Task material →
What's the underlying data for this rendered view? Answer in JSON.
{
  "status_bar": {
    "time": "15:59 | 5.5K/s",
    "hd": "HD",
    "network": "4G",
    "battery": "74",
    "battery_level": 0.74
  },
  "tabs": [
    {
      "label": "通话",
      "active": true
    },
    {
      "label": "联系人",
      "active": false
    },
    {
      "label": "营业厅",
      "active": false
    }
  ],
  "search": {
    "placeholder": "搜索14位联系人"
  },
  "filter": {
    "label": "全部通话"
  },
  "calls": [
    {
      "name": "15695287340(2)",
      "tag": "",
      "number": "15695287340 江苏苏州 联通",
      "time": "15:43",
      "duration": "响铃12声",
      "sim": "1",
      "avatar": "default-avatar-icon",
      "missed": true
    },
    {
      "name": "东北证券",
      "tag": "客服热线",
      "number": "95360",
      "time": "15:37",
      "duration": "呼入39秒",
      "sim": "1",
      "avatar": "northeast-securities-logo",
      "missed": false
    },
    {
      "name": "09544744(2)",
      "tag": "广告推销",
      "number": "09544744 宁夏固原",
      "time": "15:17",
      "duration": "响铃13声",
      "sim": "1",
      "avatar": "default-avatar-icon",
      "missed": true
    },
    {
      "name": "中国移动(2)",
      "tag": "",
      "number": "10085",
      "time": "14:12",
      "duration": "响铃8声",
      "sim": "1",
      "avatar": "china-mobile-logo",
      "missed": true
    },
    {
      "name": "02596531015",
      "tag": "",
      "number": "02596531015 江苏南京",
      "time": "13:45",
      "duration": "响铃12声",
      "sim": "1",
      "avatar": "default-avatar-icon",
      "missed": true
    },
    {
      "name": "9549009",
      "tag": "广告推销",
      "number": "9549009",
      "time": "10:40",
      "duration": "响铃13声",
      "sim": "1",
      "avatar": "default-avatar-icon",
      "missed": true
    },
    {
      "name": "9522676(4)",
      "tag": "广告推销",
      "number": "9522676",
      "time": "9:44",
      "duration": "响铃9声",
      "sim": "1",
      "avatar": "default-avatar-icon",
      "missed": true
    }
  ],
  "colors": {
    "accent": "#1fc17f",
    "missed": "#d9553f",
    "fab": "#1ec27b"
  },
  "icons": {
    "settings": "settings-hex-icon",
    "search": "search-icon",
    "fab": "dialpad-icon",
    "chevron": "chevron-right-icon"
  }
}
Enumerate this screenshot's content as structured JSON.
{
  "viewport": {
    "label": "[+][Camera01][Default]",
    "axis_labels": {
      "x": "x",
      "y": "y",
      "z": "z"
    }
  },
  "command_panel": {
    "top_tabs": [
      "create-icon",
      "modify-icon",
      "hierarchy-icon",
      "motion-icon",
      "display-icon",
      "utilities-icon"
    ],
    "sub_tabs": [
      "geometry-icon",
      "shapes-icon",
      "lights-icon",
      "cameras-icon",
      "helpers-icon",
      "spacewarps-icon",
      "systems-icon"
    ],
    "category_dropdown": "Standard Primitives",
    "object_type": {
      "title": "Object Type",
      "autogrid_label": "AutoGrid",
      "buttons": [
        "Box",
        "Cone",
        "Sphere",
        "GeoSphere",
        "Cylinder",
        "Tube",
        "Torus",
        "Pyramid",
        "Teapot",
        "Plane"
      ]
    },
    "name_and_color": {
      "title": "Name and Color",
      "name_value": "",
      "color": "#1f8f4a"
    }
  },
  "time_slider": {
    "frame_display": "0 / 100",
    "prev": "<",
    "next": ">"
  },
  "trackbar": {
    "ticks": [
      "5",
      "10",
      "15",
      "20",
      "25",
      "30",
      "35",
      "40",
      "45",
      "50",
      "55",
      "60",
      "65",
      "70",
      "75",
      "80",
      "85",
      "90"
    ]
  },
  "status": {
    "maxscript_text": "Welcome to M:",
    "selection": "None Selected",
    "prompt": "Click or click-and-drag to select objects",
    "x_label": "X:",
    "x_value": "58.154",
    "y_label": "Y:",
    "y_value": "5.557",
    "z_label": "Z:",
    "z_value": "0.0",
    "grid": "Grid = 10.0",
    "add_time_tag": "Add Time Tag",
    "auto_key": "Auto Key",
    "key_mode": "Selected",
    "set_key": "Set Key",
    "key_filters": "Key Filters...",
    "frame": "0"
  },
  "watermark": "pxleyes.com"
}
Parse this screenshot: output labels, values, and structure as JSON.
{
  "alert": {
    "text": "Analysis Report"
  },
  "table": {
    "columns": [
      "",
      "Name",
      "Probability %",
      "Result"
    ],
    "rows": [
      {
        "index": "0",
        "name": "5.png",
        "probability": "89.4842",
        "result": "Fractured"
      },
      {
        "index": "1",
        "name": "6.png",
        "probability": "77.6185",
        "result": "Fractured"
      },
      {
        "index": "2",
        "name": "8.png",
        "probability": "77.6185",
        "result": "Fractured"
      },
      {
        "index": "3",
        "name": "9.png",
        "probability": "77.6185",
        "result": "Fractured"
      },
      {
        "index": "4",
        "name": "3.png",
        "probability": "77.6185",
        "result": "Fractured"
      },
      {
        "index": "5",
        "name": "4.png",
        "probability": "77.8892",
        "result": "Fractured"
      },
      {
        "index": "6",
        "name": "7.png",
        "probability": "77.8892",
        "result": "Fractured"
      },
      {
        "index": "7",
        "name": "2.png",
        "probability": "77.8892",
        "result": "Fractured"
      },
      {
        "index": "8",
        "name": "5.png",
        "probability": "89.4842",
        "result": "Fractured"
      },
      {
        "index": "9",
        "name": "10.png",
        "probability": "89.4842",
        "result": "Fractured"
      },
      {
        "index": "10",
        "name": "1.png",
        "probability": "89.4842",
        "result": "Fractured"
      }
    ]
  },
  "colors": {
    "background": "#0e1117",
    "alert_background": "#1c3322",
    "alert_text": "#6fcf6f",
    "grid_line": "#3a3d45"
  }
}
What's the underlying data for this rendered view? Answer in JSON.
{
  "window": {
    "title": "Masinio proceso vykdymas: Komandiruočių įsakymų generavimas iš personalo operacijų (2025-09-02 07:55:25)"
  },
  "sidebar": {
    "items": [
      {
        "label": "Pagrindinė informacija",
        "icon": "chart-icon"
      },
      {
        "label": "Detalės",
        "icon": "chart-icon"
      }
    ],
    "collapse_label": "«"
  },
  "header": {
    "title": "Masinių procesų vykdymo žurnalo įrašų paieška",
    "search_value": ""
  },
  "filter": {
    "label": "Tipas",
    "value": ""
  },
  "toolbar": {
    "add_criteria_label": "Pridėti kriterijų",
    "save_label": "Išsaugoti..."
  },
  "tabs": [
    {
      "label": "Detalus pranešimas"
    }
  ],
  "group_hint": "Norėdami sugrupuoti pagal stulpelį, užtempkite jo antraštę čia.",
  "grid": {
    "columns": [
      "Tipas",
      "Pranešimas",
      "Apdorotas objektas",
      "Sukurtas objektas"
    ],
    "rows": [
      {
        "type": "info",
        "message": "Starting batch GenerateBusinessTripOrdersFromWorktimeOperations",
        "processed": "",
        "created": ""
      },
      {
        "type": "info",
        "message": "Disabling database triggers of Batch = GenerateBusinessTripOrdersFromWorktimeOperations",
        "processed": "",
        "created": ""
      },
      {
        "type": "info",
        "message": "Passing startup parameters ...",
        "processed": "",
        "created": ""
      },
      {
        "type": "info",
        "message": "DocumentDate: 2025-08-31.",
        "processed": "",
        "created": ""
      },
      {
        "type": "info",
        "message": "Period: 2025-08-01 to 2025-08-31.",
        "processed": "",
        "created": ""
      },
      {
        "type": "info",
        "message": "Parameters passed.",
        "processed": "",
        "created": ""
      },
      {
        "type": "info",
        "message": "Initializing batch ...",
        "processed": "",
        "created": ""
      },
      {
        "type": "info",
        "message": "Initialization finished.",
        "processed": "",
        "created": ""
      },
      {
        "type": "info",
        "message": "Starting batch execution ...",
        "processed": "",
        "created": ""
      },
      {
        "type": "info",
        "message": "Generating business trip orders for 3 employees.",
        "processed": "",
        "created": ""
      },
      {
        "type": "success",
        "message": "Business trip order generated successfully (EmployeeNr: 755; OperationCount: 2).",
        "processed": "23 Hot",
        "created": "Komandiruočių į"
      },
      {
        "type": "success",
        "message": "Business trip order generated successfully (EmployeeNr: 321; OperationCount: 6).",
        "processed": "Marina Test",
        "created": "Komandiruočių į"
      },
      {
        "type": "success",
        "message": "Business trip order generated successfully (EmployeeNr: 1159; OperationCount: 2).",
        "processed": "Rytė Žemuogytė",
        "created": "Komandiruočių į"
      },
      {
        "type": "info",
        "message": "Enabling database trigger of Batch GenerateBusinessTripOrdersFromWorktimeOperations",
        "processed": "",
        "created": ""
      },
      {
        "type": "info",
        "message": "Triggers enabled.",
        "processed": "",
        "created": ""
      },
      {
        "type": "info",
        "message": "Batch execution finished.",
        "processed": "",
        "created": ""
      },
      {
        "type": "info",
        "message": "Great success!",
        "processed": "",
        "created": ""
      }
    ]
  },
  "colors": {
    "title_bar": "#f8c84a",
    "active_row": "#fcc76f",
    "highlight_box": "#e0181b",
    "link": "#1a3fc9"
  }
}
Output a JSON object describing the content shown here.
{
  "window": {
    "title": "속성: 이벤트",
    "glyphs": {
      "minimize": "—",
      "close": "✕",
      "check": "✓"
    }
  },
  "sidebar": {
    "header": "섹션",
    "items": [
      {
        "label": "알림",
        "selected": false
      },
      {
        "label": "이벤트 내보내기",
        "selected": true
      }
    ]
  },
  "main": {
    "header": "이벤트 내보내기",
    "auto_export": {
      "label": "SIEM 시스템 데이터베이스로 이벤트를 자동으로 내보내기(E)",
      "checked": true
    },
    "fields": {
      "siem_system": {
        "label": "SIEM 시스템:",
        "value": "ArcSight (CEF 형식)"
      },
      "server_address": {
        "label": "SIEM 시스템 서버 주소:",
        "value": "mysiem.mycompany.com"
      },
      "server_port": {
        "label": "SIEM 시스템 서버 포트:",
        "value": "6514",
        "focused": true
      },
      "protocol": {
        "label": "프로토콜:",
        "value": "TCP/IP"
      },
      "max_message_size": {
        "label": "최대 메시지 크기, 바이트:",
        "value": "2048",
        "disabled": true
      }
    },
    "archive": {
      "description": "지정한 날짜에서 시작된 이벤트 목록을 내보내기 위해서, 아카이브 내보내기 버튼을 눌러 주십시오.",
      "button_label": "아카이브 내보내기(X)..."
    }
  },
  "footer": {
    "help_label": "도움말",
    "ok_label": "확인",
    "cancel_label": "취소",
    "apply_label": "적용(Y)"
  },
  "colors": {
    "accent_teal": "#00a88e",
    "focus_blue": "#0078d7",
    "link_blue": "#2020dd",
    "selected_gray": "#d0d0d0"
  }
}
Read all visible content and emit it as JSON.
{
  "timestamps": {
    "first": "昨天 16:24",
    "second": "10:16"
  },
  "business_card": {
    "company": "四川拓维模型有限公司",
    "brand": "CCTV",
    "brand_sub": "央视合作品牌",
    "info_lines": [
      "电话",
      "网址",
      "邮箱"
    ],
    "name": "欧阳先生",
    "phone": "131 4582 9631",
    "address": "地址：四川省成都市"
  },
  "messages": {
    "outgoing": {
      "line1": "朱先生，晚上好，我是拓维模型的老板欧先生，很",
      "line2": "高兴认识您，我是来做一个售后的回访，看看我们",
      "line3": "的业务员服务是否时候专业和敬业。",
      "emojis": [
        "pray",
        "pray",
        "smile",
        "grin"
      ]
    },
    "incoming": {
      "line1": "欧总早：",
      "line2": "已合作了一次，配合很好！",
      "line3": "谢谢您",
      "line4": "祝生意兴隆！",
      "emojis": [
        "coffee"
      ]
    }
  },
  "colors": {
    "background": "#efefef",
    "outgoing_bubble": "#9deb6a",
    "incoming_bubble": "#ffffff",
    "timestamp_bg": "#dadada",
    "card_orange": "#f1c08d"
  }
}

Stated task →
Gather each line in these records that contains the string "EmployeeNr".

The reply →
        "message": "Business trip order generated successfully (EmployeeNr: 755; OperationCount: 2).",
        "message": "Business trip order generated successfully (EmployeeNr: 321; OperationCount: 6).",
        "message": "Business trip order generated successfully (EmployeeNr: 1159; OperationCount: 2).",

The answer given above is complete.